#### [DATA EXCERPTS]
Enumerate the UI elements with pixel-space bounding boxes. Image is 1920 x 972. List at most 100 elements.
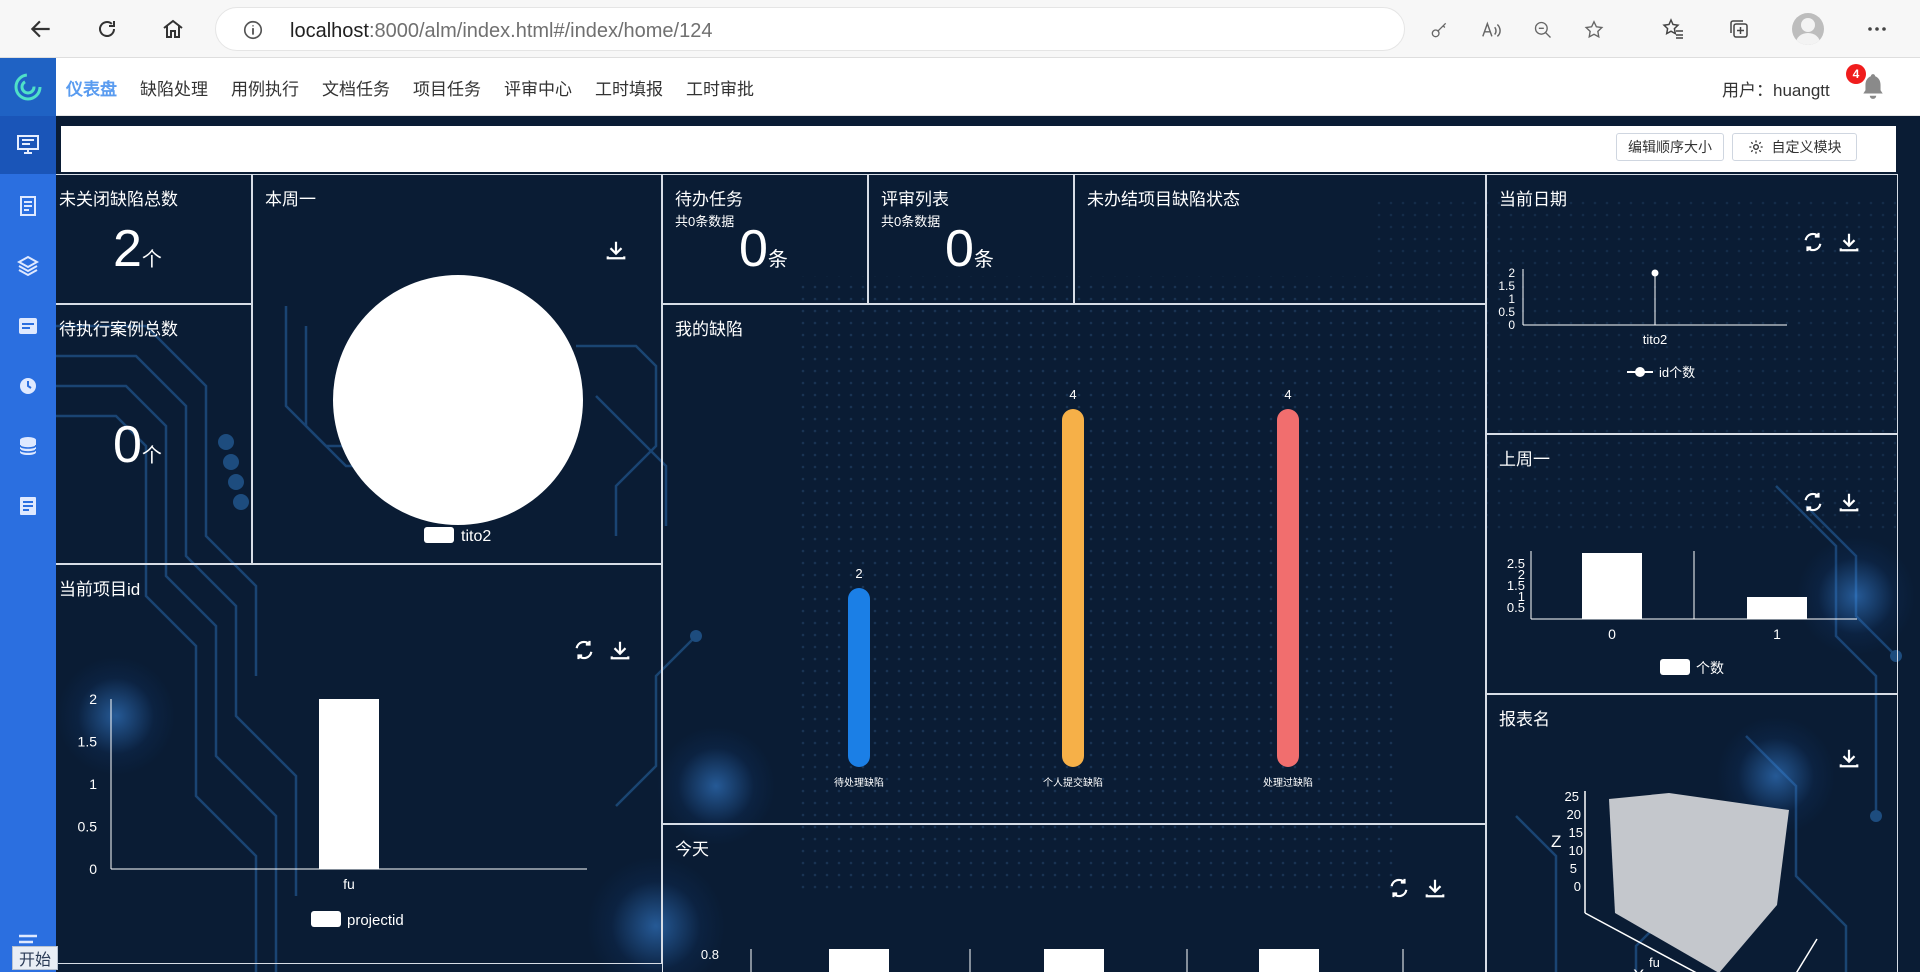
main-menu: 仪表盘 缺陷处理 用例执行 文档任务 项目任务 评审中心 工时填报 工时审批 [66, 75, 777, 100]
key-icon[interactable] [1426, 17, 1452, 43]
bar[interactable] [1277, 409, 1299, 767]
start-button[interactable]: 开始 [12, 946, 58, 970]
pending-cases-count: 0 [113, 416, 142, 474]
menu-document-tasks[interactable]: 文档任务 [322, 75, 390, 100]
profile-avatar[interactable] [1792, 13, 1824, 45]
panel-today: 今天 0.8 [662, 824, 1486, 972]
pie-chart: tito2 [333, 275, 583, 545]
data-point[interactable] [1651, 269, 1659, 277]
url-text[interactable]: localhost:8000/alm/index.html#/index/hom… [290, 20, 712, 43]
z-tick-label: 15 [1569, 825, 1583, 840]
bar[interactable] [1582, 553, 1642, 619]
y-tick-label: 1 [89, 776, 97, 792]
review-list-unit: 条 [973, 249, 994, 271]
bar-chart: 0 0.5 1 1.5 2 fu projectid [78, 691, 587, 929]
collections-icon[interactable] [1724, 14, 1754, 44]
database-icon[interactable] [16, 434, 40, 458]
menu-review-center[interactable]: 评审中心 [504, 75, 572, 100]
logo-icon [14, 73, 42, 101]
custom-module-label: 自定义模块 [1771, 139, 1842, 155]
y-tick-label: 0 [1508, 318, 1515, 332]
report-icon[interactable] [16, 494, 40, 518]
panel-title: 未办结项目缺陷状态 [1087, 190, 1240, 209]
zoom-out-icon[interactable] [1530, 17, 1556, 43]
inbox-icon[interactable] [16, 314, 40, 338]
edit-order-button[interactable]: 编辑顺序大小 [1616, 133, 1724, 161]
legend-swatch[interactable] [1660, 659, 1690, 675]
z-axis-label: Z [1551, 832, 1561, 851]
bar[interactable] [1062, 409, 1084, 767]
panel-review-list: 评审列表 共0条数据 0条 [868, 174, 1074, 304]
3d-surface-chart: 25 20 15 10 5 0 Z X fu [1551, 789, 1818, 972]
read-aloud-icon[interactable] [1478, 17, 1504, 43]
document-icon[interactable] [16, 194, 40, 218]
panel-report-name: 报表名 25 20 15 10 5 0 Z X fu [1486, 694, 1898, 972]
panel-unclosed-defects: 未关闭缺陷总数 2个 [56, 174, 252, 304]
todo-tasks-value: 0条 [739, 219, 788, 279]
legend-label: projectid [347, 912, 404, 929]
menu-timesheet[interactable]: 工时填报 [595, 75, 663, 100]
bar-chart: 2 待处理缺陷 4 个人提交缺陷 4 处理过缺陷 [834, 387, 1313, 789]
app-header: 仪表盘 缺陷处理 用例执行 文档任务 项目任务 评审中心 工时填报 工时审批 用… [0, 58, 1920, 116]
menu-dashboard[interactable]: 仪表盘 [66, 75, 117, 100]
y-axis [1796, 938, 1818, 972]
pending-cases-unit: 个 [141, 445, 162, 467]
address-bar[interactable]: localhost:8000/alm/index.html#/index/hom… [215, 7, 1604, 51]
z-tick-label: 20 [1567, 807, 1581, 822]
panel-title: 待办任务 [675, 190, 743, 209]
bar[interactable] [319, 699, 379, 869]
notification-badge: 4 [1846, 64, 1866, 84]
url-path: :8000/alm/index.html#/index/home/124 [368, 20, 713, 42]
legend-marker[interactable] [1635, 367, 1645, 377]
more-icon[interactable] [1862, 14, 1892, 44]
panel-my-defects: 我的缺陷 2 待处理缺陷 4 个人提交缺陷 4 处理过缺陷 [662, 304, 1486, 824]
menu-timesheet-approval[interactable]: 工时审批 [686, 75, 754, 100]
clock-icon[interactable] [16, 374, 40, 398]
menu-test-cases[interactable]: 用例执行 [231, 75, 299, 100]
monitor-icon[interactable] [16, 133, 40, 157]
layers-icon[interactable] [16, 254, 40, 278]
home-icon[interactable] [155, 11, 191, 47]
x-tick-label: fu [1649, 955, 1660, 970]
edit-order-label: 编辑顺序大小 [1628, 139, 1712, 155]
add-favorite-icon[interactable] [1581, 17, 1607, 43]
legend-label: tito2 [461, 528, 491, 545]
panel-title: 未关闭缺陷总数 [59, 190, 178, 209]
unclosed-defects-unit: 个 [141, 249, 162, 271]
bar[interactable] [1259, 949, 1319, 972]
z-tick-label: 10 [1569, 843, 1583, 858]
bar[interactable] [829, 949, 889, 972]
panel-unfinished-defect-status: 未办结项目缺陷状态 [1074, 174, 1486, 304]
legend-label: 个数 [1696, 660, 1724, 676]
y-tick-label: 1.5 [1498, 279, 1515, 293]
pie-slice[interactable] [333, 275, 583, 525]
back-icon[interactable] [23, 11, 59, 47]
panel-title: 评审列表 [881, 190, 949, 209]
y-tick-label: 1 [1508, 292, 1515, 306]
menu-defects[interactable]: 缺陷处理 [140, 75, 208, 100]
x-tick-label: tito2 [1643, 332, 1668, 347]
legend-swatch[interactable] [424, 527, 454, 543]
todo-tasks-unit: 条 [767, 249, 788, 271]
bar-value-label: 2 [855, 566, 862, 581]
bar[interactable] [1044, 949, 1104, 972]
bar[interactable] [848, 588, 870, 767]
custom-module-button[interactable]: 自定义模块 [1732, 133, 1857, 161]
panel-subtitle: 共0条数据 [675, 214, 735, 229]
user-label[interactable]: 用户：huangtt [1722, 76, 1830, 101]
z-tick-label: 25 [1565, 789, 1579, 804]
legend-swatch[interactable] [311, 911, 341, 927]
x-tick-label: fu [343, 876, 355, 892]
favorites-icon[interactable] [1658, 14, 1688, 44]
review-list-count: 0 [945, 220, 974, 278]
y-tick-label: 2.5 [1507, 556, 1525, 571]
x-tick-label: 1 [1773, 626, 1781, 642]
bar[interactable] [1747, 597, 1807, 619]
panel-title: 待执行案例总数 [59, 320, 178, 339]
info-icon[interactable] [240, 17, 266, 43]
refresh-icon[interactable] [89, 11, 125, 47]
app-logo[interactable] [0, 58, 56, 116]
z-tick-label: 5 [1570, 861, 1577, 876]
surface-area[interactable] [1609, 793, 1789, 972]
menu-project-tasks[interactable]: 项目任务 [413, 75, 481, 100]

#### [INSTRUCTION]
Copy the lines of the records above word for word, beginning with the line that contains "main-menu: 仪表盘 缺陷处理" and continuing through the line that contains "logo-icon [14, 73, 42, 101]", including both of those lines.

#### [THE COMPLETED TASK]
main-menu: 仪表盘 缺陷处理 用例执行 文档任务 项目任务 评审中心 工时填报 工时审批 [66, 75, 777, 100]
key-icon[interactable] [1426, 17, 1452, 43]
bar[interactable] [1277, 409, 1299, 767]
start-button[interactable]: 开始 [12, 946, 58, 970]
pending-cases-count: 0 [113, 416, 142, 474]
menu-document-tasks[interactable]: 文档任务 [322, 75, 390, 100]
profile-avatar[interactable] [1792, 13, 1824, 45]
panel-today: 今天 0.8 [662, 824, 1486, 972]
pie-chart: tito2 [333, 275, 583, 545]
data-point[interactable] [1651, 269, 1659, 277]
url-text[interactable]: localhost:8000/alm/index.html#/index/hom… [290, 20, 712, 43]
z-tick-label: 15 [1569, 825, 1583, 840]
bar[interactable] [1582, 553, 1642, 619]
y-tick-label: 1 [89, 776, 97, 792]
review-list-unit: 条 [973, 249, 994, 271]
bar-chart: 0 0.5 1 1.5 2 fu projectid [78, 691, 587, 929]
collections-icon[interactable] [1724, 14, 1754, 44]
database-icon[interactable] [16, 434, 40, 458]
menu-review-center[interactable]: 评审中心 [504, 75, 572, 100]
logo-icon [14, 73, 42, 101]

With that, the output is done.